╔══

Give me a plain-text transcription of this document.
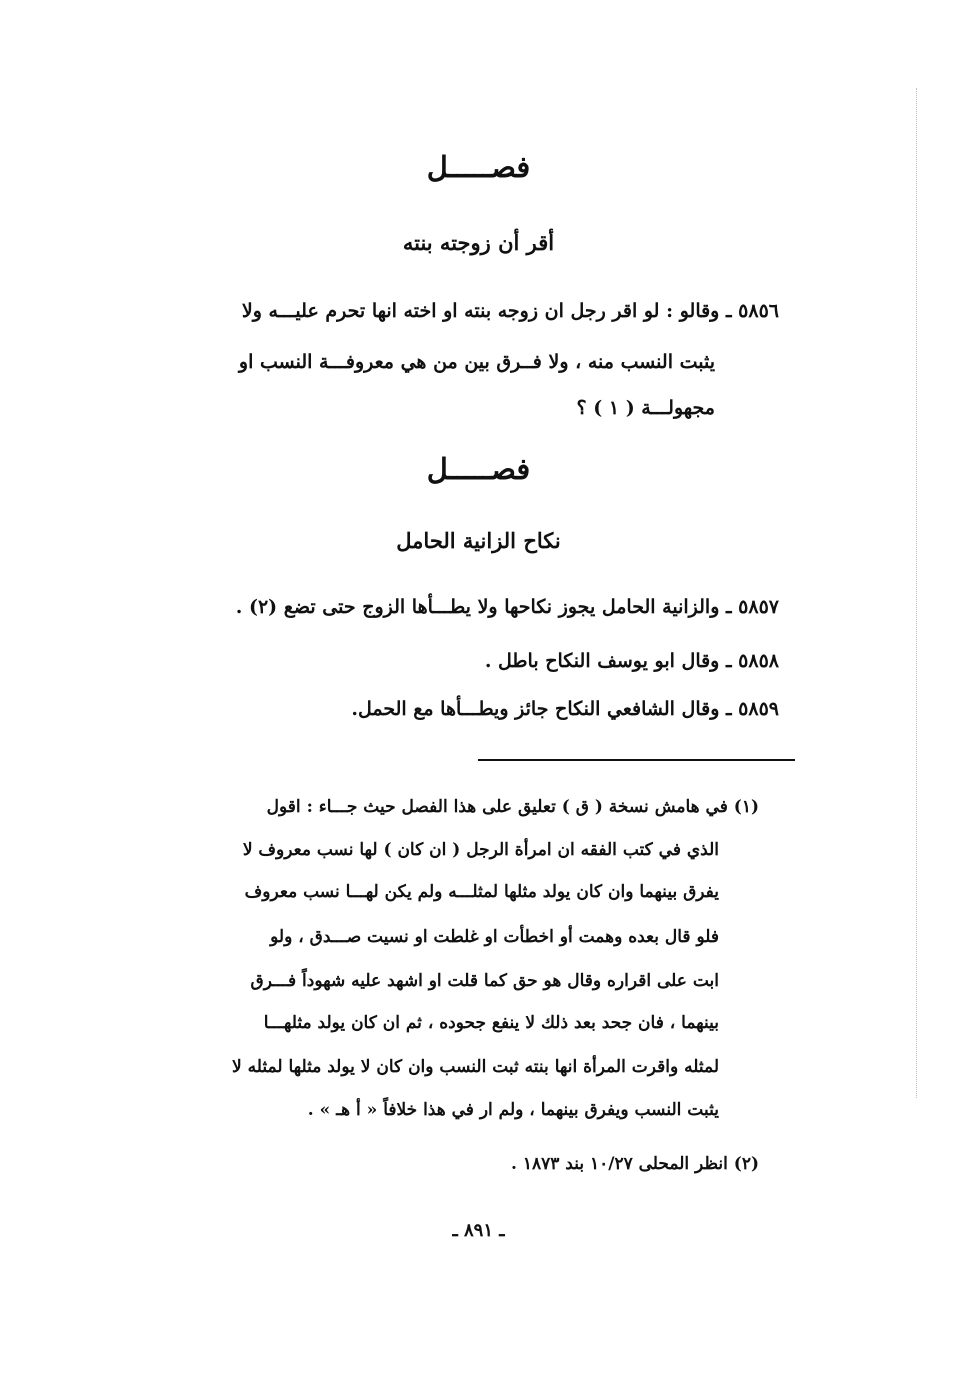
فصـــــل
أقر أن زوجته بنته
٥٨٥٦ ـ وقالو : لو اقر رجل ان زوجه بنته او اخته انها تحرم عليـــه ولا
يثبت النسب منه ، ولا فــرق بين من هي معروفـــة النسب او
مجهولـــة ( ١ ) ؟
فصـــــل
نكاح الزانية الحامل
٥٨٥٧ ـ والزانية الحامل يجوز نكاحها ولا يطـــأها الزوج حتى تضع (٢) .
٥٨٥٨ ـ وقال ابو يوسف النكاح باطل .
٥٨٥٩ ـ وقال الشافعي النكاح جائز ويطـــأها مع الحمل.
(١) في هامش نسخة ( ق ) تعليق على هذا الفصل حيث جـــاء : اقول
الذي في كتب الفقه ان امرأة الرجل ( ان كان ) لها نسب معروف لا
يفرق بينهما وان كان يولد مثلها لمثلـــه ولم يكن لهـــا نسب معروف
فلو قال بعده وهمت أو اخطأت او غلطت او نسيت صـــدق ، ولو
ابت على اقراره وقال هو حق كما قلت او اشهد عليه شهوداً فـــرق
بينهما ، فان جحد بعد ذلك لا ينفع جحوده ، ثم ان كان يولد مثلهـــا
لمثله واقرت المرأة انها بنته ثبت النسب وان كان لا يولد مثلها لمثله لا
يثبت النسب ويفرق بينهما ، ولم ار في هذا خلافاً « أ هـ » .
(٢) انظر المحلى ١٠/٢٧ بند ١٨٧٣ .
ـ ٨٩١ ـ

╚══
╔══

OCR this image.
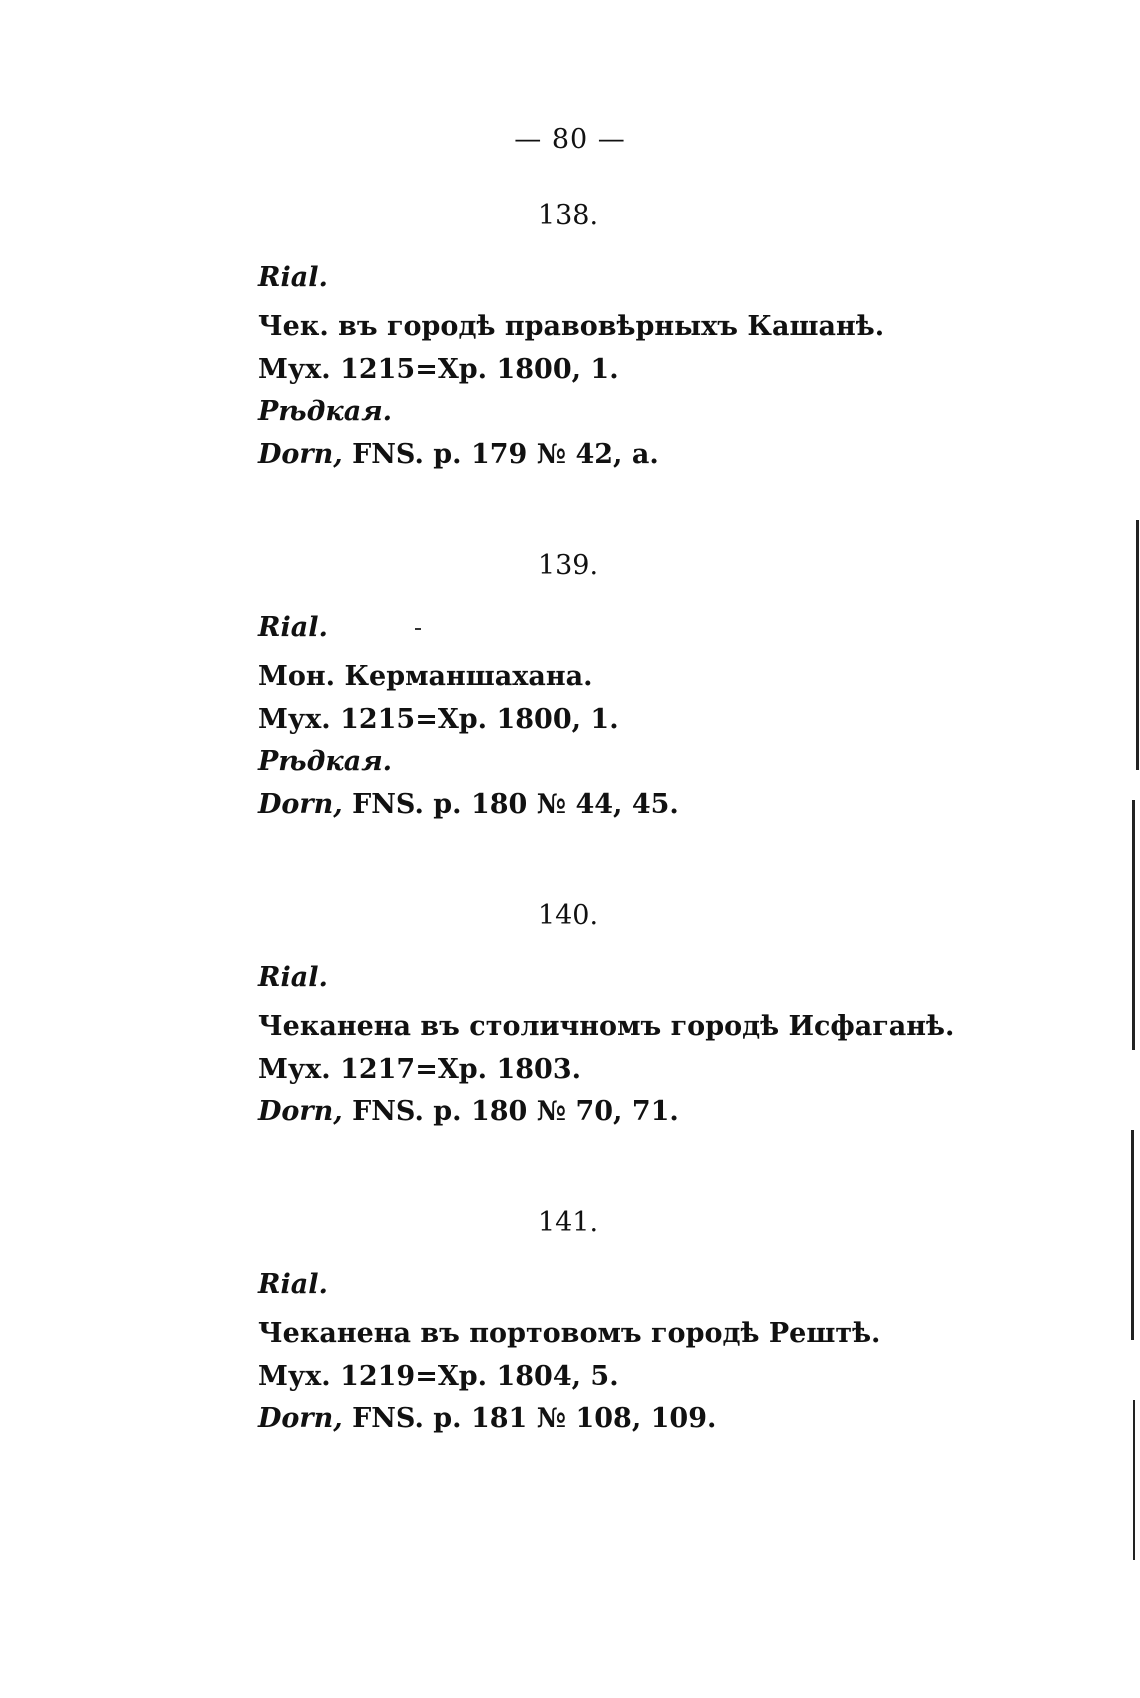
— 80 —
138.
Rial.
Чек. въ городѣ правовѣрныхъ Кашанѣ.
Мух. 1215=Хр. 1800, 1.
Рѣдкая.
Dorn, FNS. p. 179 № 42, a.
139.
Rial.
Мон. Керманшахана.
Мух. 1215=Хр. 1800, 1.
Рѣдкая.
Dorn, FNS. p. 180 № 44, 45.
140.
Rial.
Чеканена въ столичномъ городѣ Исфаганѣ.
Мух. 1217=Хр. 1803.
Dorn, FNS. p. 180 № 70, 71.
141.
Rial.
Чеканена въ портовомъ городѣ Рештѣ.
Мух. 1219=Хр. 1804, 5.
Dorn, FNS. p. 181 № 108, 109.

╚══

What you have to do: Select and copy every line of the listing with the word "بينهما".

Completed exercise:
يفرق بينهما وان كان يولد مثلها لمثلـــه ولم يكن لهـــا نسب معروف
بينهما ، فان جحد بعد ذلك لا ينفع جحوده ، ثم ان كان يولد مثلهـــا
يثبت النسب ويفرق بينهما ، ولم ار في هذا خلافاً « أ هـ » .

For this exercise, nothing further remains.